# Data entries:
----------
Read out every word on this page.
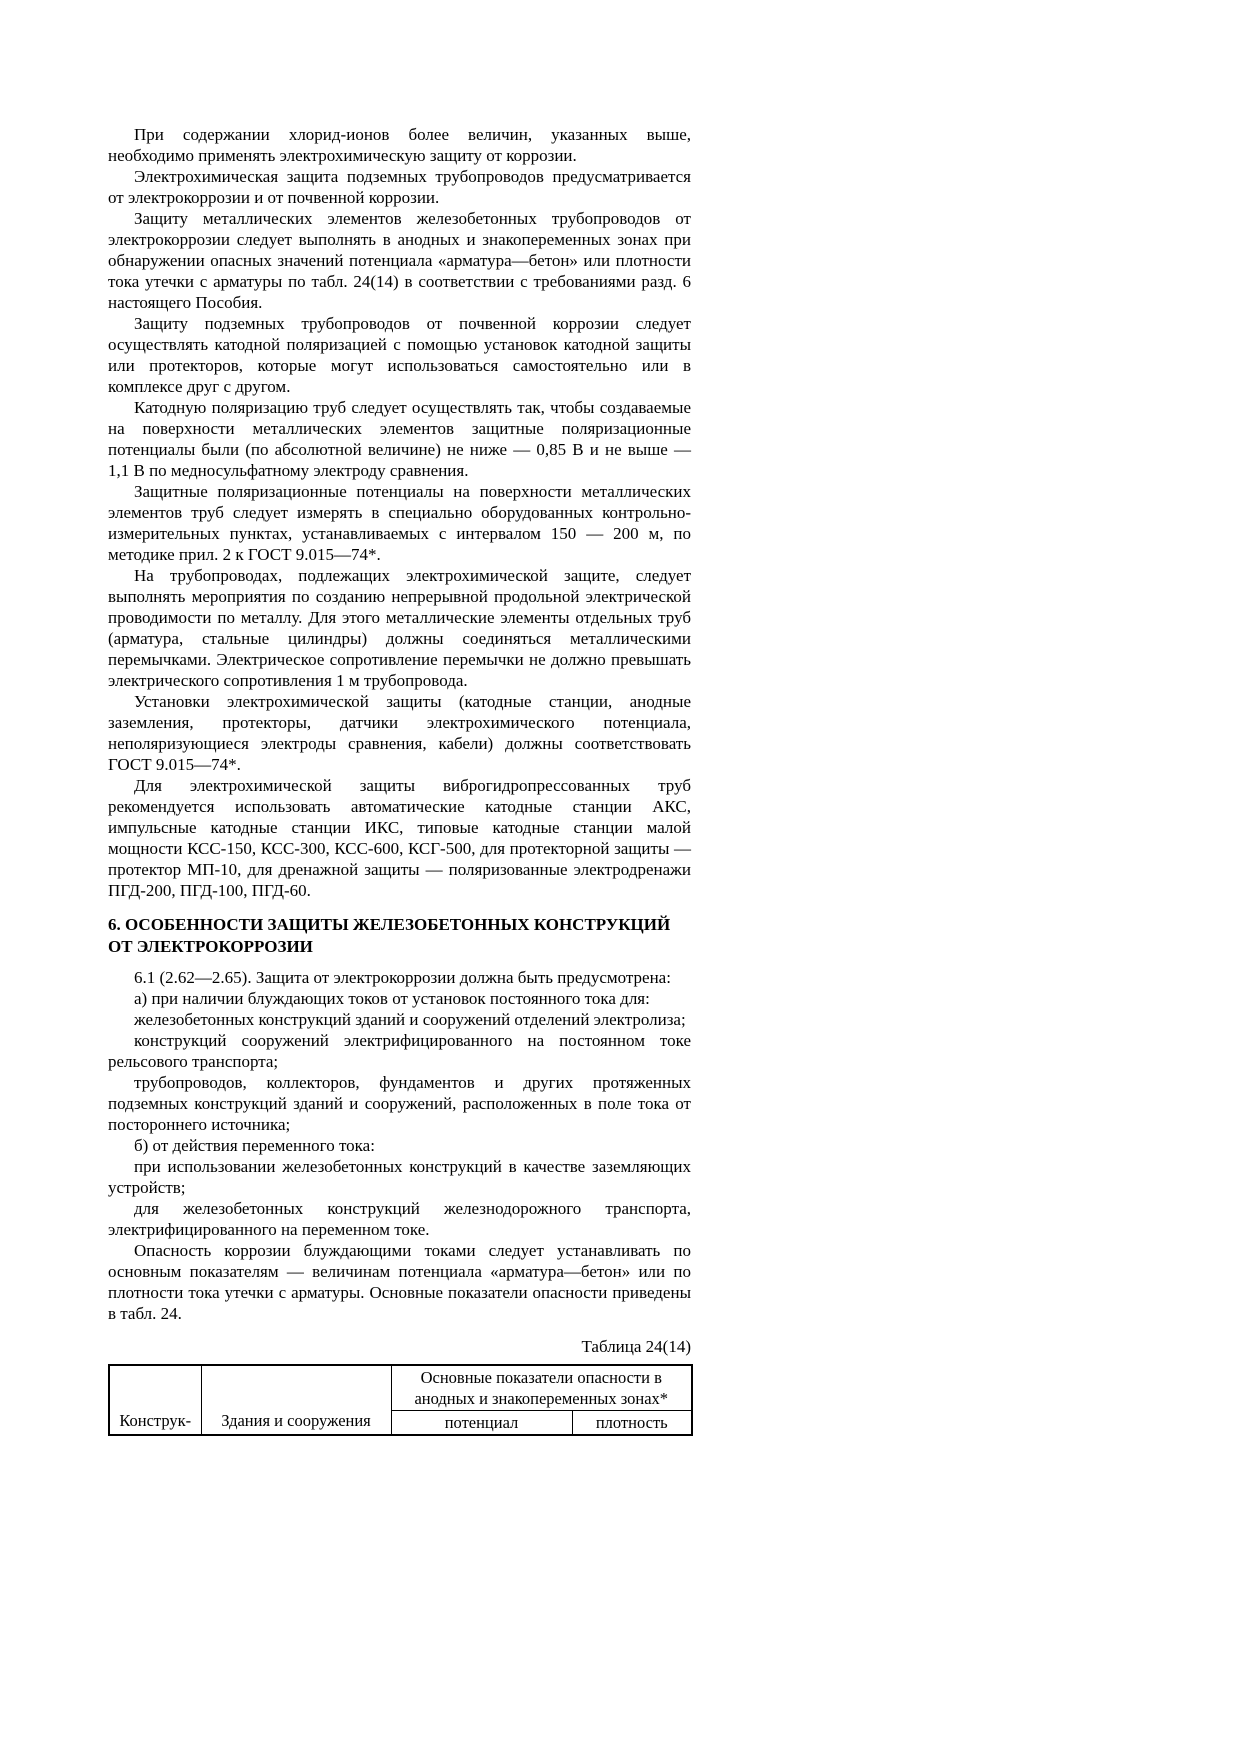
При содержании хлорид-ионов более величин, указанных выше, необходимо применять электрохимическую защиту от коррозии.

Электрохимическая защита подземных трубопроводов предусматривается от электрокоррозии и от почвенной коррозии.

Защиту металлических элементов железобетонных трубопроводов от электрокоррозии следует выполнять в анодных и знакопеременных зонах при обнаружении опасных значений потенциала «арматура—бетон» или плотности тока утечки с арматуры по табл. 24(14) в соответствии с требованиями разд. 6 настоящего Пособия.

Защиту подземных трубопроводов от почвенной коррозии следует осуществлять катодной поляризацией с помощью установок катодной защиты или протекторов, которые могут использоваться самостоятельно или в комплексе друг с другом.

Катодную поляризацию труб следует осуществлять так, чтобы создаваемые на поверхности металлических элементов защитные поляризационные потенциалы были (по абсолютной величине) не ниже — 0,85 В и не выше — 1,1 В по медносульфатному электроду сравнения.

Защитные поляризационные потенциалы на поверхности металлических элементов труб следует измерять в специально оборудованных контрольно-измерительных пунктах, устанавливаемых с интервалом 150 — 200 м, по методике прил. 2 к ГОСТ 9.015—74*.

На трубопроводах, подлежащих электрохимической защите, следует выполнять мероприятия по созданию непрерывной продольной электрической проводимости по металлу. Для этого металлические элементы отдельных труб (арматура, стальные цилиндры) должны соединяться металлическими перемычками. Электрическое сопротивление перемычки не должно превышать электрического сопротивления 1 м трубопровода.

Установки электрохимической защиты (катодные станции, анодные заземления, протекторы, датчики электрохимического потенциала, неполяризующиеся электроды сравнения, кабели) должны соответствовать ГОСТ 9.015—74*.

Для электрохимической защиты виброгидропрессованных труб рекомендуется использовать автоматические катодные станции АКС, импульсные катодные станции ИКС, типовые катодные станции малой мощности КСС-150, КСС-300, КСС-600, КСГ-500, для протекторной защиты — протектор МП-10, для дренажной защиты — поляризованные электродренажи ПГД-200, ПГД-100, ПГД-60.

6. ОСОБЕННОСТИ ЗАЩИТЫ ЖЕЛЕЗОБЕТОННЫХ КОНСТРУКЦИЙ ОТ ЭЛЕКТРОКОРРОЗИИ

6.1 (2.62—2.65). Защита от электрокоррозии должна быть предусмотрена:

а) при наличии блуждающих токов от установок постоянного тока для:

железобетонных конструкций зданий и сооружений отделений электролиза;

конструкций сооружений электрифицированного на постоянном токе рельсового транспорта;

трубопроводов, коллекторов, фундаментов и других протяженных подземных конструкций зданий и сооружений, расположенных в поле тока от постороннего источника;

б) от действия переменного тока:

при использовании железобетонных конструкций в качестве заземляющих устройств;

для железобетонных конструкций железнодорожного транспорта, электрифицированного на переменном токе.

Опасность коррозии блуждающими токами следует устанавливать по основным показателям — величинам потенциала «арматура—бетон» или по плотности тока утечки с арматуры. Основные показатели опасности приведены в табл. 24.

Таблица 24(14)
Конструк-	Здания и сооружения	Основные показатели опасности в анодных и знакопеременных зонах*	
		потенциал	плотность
----------
# Task goal:
Write out every line of the listing that holds the word "установок".

# Task result:
Защиту подземных трубопроводов от почвенной коррозии следует осуществлять катодной поляризацией с помощью установок катодной защиты или протекторов, которые могут использоваться самостоятельно или в комплексе друг с другом.
а) при наличии блуждающих токов от установок постоянного тока для:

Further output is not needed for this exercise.